== RECORDS PROVIDED
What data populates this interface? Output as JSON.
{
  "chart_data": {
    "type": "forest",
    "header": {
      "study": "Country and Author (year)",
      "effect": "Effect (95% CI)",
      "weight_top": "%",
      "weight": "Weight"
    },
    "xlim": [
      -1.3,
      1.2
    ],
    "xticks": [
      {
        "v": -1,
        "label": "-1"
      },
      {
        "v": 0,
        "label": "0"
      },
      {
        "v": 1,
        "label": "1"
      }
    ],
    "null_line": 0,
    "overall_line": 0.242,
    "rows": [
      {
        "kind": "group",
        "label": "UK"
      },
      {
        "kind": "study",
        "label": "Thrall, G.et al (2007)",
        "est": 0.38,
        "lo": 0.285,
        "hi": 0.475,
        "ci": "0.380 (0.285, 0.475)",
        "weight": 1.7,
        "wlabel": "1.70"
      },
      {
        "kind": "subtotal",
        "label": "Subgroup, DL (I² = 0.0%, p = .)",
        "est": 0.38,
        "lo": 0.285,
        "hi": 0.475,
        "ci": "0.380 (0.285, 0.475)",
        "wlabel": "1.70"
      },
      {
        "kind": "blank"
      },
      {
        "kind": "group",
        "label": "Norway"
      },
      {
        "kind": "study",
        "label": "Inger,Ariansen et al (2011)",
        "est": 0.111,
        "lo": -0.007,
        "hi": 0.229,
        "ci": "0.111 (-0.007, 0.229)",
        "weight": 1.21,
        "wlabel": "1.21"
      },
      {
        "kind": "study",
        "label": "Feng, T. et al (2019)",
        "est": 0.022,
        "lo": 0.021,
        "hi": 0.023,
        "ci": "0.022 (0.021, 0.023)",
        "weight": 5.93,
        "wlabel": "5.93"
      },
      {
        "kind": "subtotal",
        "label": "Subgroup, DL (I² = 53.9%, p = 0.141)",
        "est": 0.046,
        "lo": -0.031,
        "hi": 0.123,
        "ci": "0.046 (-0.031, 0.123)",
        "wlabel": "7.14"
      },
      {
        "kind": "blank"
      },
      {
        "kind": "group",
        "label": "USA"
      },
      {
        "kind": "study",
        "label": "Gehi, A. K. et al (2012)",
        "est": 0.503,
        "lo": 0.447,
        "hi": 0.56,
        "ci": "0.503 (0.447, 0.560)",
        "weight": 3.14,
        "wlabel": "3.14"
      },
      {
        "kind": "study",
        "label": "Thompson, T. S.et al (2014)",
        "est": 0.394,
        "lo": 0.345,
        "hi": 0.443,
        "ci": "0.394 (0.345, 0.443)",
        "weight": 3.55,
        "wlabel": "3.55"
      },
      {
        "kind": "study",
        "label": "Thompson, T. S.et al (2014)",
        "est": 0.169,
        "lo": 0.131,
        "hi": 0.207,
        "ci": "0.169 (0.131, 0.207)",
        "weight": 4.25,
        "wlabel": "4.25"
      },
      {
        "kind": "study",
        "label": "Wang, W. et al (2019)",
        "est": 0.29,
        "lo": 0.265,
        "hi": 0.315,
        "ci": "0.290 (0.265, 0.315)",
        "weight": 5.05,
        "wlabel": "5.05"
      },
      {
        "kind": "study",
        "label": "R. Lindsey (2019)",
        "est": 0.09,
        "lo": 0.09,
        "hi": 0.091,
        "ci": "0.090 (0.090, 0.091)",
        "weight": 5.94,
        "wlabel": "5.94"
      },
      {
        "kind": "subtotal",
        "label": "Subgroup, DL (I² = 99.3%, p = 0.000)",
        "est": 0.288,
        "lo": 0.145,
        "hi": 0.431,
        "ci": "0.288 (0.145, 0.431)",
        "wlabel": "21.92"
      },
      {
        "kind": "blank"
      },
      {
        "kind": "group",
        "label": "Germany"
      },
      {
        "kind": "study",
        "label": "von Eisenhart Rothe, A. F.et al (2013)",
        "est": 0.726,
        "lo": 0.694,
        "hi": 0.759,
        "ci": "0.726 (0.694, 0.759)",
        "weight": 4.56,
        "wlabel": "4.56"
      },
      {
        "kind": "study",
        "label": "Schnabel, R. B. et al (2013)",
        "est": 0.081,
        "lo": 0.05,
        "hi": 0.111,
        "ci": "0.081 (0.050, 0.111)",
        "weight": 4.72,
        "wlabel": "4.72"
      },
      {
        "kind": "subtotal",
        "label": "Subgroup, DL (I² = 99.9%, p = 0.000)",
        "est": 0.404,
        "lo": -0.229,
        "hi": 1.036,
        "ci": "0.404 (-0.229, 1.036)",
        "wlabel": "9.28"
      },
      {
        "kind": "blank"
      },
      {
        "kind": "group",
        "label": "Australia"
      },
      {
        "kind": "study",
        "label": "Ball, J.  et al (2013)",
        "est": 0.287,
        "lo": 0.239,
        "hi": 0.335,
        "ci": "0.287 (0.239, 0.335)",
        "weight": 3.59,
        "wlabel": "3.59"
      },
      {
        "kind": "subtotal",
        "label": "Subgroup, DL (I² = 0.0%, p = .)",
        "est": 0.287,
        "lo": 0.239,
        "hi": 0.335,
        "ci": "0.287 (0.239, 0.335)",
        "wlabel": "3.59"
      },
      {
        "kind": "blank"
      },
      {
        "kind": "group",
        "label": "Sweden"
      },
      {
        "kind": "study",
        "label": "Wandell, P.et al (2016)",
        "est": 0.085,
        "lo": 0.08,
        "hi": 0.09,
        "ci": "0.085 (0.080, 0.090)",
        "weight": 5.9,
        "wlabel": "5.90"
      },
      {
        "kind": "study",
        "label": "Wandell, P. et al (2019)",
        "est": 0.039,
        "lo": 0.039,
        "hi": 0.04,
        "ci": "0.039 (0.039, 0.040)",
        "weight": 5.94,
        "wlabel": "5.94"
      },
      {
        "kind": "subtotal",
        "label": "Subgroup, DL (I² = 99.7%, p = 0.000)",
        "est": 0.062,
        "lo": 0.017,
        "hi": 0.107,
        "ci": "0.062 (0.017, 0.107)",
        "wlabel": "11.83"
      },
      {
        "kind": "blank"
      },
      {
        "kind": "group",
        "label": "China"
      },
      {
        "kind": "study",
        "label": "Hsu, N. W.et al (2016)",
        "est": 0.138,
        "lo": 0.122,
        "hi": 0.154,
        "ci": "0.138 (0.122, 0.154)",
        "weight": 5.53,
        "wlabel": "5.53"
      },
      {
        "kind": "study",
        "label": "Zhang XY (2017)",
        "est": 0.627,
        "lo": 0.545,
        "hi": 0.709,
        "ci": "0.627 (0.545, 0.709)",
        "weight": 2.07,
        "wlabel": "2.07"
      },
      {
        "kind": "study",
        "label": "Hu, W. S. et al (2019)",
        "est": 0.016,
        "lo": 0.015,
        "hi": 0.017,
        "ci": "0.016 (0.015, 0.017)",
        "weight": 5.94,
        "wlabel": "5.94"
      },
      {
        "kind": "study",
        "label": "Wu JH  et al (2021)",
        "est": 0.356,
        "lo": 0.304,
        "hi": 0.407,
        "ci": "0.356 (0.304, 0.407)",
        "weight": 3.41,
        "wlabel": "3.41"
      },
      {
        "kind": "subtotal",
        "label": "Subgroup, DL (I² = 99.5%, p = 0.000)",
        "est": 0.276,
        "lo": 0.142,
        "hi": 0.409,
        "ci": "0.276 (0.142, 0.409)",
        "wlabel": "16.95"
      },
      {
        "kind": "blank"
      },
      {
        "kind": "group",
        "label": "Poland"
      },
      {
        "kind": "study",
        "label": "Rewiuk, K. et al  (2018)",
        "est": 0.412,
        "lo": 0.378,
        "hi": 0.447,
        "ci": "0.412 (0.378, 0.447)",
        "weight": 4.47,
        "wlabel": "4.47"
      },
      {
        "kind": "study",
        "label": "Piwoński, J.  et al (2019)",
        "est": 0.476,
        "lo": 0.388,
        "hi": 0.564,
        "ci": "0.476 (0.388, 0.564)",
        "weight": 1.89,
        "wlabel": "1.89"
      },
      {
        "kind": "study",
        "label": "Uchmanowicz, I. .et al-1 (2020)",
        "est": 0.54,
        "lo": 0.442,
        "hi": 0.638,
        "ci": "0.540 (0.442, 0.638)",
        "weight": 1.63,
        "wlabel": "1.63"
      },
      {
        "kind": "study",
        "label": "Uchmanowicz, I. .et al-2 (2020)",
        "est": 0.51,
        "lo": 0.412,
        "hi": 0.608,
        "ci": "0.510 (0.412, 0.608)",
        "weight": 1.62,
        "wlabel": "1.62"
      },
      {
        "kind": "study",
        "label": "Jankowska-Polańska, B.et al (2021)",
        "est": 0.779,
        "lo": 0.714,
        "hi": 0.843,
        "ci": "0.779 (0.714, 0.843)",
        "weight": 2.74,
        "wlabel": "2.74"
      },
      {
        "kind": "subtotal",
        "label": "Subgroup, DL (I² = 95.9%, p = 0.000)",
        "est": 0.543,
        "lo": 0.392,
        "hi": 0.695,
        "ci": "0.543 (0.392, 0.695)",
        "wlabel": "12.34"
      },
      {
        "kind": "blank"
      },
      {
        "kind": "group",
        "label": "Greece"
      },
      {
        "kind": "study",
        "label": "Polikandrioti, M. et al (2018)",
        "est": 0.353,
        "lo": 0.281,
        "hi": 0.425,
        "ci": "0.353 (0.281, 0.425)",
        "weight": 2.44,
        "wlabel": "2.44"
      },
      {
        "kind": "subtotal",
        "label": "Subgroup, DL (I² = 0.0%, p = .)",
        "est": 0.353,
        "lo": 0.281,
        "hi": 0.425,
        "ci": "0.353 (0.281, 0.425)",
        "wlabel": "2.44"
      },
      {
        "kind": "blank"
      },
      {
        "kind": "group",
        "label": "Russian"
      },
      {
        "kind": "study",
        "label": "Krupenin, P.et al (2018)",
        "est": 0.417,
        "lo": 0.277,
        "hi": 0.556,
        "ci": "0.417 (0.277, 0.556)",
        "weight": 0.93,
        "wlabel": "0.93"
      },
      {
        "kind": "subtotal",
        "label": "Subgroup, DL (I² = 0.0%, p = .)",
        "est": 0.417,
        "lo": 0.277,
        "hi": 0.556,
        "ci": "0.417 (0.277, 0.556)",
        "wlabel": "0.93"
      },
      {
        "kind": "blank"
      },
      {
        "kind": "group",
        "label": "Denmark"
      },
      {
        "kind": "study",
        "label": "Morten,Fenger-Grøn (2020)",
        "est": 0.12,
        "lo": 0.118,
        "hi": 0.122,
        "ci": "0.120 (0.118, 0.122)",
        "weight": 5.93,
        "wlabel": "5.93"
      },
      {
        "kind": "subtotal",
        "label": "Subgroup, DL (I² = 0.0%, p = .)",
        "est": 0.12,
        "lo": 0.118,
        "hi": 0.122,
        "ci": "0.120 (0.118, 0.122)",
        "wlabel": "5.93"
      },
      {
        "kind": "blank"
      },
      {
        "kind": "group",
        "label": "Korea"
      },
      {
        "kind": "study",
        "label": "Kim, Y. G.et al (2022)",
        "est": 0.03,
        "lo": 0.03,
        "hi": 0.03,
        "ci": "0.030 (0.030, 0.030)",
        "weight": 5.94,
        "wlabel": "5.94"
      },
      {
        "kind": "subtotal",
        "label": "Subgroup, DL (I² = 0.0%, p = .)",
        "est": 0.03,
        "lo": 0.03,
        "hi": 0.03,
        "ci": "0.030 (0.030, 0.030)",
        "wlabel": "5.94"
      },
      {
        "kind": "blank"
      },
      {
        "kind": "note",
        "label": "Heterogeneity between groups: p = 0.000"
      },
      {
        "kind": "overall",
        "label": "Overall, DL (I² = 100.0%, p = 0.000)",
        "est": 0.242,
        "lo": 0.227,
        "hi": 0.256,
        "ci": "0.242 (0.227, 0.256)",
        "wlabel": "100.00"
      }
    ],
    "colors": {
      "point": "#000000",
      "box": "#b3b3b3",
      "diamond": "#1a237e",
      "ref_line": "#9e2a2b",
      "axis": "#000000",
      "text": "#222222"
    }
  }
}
====
Give the count of lines in the listing above that include "Uchmanowicz", with no other words.

[SOLUTION TO THIS TASK]: 2